EXERCISE: Transcribe verbatim the stretch of the material from its start through the line containing "section-title-hd-sd-sdi: Connecting the".

....

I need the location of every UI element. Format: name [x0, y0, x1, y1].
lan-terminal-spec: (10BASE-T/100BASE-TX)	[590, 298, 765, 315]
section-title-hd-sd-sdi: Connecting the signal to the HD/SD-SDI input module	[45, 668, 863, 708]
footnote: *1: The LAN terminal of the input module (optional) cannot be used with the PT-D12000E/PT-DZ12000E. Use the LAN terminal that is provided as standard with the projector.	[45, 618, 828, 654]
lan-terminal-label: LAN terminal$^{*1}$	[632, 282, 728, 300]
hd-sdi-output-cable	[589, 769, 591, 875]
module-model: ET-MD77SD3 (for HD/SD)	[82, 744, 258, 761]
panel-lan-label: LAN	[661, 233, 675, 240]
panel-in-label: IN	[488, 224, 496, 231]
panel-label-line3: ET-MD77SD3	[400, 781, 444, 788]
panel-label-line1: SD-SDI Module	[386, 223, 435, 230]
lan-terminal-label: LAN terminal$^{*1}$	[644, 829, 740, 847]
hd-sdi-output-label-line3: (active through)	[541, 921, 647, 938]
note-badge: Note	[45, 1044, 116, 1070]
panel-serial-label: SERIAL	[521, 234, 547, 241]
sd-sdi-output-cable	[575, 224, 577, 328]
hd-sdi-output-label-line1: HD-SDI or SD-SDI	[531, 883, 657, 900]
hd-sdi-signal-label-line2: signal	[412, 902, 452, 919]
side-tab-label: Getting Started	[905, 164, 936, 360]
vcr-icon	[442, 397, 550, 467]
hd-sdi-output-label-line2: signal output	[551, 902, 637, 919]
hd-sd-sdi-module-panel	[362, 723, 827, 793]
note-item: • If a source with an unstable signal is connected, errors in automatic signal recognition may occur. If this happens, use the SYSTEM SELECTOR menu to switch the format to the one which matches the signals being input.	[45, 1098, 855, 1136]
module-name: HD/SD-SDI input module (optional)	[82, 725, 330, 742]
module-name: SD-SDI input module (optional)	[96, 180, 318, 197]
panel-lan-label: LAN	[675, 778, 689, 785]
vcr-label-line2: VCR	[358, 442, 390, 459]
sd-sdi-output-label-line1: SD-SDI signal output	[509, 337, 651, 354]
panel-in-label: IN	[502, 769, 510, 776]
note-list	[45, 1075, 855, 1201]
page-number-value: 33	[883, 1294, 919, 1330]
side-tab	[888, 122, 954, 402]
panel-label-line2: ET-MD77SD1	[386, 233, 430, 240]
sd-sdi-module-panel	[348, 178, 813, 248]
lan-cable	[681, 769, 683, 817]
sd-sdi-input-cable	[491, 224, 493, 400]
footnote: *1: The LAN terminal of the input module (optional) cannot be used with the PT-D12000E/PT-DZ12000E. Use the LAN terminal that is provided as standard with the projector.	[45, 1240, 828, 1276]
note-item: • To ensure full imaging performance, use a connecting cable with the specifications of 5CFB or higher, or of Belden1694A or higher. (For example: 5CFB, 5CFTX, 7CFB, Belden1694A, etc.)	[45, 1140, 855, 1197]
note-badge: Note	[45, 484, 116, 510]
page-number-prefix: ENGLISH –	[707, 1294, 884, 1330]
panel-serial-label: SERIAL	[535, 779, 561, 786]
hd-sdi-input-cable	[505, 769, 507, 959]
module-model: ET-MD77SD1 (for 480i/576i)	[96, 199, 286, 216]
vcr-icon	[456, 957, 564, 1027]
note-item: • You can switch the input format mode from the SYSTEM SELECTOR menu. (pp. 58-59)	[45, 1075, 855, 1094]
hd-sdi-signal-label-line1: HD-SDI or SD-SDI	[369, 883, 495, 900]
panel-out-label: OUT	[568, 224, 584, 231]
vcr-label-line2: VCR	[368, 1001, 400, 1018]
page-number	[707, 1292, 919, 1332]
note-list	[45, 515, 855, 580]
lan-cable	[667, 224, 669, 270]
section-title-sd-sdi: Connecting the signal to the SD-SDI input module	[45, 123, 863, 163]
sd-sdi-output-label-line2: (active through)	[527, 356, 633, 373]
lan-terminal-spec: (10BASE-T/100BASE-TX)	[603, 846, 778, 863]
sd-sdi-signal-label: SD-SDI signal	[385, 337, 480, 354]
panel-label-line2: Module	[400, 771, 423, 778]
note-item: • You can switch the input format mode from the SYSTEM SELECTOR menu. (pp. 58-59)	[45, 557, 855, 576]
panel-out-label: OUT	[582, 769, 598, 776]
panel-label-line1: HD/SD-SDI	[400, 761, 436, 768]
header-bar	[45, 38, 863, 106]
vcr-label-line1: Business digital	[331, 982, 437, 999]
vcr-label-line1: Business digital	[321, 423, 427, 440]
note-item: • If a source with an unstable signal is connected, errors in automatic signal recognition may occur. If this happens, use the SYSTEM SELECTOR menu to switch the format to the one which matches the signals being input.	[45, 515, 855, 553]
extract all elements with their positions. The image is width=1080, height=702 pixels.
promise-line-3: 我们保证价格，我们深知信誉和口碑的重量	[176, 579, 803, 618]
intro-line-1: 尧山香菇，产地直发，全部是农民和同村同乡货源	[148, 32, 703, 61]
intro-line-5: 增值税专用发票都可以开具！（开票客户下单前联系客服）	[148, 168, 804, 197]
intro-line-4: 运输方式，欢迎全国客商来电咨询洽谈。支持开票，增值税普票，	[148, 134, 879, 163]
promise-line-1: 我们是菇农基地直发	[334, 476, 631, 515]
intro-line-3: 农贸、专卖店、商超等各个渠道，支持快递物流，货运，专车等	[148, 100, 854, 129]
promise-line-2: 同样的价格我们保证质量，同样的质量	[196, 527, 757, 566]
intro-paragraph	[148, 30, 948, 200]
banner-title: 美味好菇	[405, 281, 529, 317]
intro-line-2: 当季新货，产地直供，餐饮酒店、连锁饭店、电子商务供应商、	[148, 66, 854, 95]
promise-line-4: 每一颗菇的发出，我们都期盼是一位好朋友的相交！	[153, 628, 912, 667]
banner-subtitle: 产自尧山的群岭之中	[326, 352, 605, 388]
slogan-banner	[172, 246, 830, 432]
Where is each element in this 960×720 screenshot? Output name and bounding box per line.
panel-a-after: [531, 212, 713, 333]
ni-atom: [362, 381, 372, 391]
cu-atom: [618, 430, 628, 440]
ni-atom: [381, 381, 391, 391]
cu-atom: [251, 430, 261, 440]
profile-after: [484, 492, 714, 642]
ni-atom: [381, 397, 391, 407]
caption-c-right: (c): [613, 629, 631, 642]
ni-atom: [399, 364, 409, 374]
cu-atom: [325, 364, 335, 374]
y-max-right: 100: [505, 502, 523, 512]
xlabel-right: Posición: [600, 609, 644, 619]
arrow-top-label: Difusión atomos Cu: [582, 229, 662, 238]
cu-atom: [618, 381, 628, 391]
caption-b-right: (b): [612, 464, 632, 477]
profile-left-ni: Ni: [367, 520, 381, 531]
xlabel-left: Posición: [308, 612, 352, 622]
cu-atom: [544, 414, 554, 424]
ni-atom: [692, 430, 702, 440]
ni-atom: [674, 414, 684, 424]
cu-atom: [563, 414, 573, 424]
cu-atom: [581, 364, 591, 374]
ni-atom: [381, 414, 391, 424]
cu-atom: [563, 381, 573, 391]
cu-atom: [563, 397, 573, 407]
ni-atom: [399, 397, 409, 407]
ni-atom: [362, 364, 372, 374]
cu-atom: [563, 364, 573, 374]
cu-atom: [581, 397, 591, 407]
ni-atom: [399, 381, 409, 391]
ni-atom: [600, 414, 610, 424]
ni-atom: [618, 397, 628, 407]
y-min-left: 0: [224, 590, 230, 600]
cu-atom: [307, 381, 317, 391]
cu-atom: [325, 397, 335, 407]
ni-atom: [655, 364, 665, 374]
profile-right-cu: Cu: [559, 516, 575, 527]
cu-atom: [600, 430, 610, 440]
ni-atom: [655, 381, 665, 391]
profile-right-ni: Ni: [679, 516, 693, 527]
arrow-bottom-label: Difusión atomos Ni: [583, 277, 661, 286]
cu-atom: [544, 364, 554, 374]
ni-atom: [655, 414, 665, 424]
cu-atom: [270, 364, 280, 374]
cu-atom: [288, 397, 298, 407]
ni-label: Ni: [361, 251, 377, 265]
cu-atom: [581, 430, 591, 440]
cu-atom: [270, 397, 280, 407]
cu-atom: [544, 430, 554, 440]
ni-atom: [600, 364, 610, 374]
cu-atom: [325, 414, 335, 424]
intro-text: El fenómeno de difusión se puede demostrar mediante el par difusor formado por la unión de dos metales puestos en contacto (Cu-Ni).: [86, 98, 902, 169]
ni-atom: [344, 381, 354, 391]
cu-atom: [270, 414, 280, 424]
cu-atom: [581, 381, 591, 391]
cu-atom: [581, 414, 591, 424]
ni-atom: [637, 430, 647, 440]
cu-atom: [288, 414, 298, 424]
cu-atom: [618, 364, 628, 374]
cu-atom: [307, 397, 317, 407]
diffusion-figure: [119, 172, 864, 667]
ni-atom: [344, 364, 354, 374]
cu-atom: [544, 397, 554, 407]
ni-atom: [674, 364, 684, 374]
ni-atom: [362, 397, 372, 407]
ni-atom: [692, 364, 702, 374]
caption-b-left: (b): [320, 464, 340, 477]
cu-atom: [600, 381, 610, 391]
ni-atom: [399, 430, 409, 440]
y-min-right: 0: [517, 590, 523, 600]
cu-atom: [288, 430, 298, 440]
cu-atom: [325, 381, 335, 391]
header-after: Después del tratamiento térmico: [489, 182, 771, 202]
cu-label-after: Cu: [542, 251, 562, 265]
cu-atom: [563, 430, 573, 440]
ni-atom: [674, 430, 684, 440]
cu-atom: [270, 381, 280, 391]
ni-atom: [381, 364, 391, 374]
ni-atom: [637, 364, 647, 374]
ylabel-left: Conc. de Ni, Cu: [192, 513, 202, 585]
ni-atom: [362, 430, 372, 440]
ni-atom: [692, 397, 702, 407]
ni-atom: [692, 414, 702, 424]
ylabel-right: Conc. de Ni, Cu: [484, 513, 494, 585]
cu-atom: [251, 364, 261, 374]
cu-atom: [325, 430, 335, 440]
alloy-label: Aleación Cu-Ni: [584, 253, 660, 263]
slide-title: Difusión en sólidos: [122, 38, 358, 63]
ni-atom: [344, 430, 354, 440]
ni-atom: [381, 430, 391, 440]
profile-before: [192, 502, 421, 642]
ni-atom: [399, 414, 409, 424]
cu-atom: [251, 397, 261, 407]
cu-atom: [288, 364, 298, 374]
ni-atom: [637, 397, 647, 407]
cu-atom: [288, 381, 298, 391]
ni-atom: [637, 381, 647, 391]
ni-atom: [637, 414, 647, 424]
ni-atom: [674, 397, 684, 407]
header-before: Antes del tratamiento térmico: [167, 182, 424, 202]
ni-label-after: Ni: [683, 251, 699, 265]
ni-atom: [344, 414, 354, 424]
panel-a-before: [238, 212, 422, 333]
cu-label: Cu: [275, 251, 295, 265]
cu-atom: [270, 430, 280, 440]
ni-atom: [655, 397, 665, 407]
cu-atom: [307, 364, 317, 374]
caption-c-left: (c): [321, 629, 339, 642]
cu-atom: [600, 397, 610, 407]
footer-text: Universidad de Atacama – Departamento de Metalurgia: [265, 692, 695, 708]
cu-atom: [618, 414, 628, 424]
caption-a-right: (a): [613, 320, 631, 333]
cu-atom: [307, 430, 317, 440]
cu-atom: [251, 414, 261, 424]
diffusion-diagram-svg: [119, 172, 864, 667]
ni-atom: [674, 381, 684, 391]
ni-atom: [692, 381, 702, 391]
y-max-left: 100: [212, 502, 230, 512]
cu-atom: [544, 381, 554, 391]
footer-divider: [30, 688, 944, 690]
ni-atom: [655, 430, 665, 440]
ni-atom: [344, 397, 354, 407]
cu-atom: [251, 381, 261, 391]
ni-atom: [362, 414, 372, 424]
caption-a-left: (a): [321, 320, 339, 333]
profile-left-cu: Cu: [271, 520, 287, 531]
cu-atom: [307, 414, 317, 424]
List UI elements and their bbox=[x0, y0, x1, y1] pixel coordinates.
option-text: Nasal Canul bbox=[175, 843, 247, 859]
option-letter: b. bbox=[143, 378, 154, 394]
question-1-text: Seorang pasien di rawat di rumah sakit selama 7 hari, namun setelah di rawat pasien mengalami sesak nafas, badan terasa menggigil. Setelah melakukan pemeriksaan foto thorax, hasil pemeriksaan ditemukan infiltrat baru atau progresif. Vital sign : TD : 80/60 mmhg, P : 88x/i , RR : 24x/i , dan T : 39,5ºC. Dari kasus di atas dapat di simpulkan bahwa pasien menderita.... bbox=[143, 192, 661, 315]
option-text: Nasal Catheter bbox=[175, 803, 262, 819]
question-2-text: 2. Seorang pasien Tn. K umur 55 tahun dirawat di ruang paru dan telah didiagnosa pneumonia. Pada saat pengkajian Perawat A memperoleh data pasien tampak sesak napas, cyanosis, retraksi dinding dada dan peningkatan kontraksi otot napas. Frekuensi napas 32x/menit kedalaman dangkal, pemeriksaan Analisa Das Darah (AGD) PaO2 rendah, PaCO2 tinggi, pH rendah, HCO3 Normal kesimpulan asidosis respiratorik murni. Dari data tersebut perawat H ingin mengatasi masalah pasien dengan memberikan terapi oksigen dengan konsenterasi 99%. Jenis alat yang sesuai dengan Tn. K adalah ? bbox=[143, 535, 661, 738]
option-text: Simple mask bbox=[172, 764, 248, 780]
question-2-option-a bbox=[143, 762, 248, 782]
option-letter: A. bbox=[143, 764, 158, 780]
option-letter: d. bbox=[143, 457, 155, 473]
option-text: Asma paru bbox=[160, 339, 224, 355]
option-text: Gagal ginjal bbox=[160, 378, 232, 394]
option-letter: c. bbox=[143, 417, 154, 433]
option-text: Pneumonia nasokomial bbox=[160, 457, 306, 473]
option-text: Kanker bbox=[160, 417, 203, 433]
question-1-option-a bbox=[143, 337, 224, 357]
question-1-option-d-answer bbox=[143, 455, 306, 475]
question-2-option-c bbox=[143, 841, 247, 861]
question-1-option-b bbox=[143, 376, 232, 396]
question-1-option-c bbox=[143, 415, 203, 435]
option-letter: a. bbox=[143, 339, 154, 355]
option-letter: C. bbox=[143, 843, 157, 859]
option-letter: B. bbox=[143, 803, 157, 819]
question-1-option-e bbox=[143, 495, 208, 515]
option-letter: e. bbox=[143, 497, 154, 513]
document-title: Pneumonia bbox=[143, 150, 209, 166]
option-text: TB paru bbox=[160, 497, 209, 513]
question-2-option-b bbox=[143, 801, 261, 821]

....

SOLUTION:
I need the location of every UI element. Format: name [x0, y0, x1, y1].
lan-terminal-spec: (10BASE-T/100BASE-TX)	[590, 298, 765, 315]
section-title-hd-sd-sdi: Connecting the signal to the HD/SD-SDI input module	[45, 668, 863, 708]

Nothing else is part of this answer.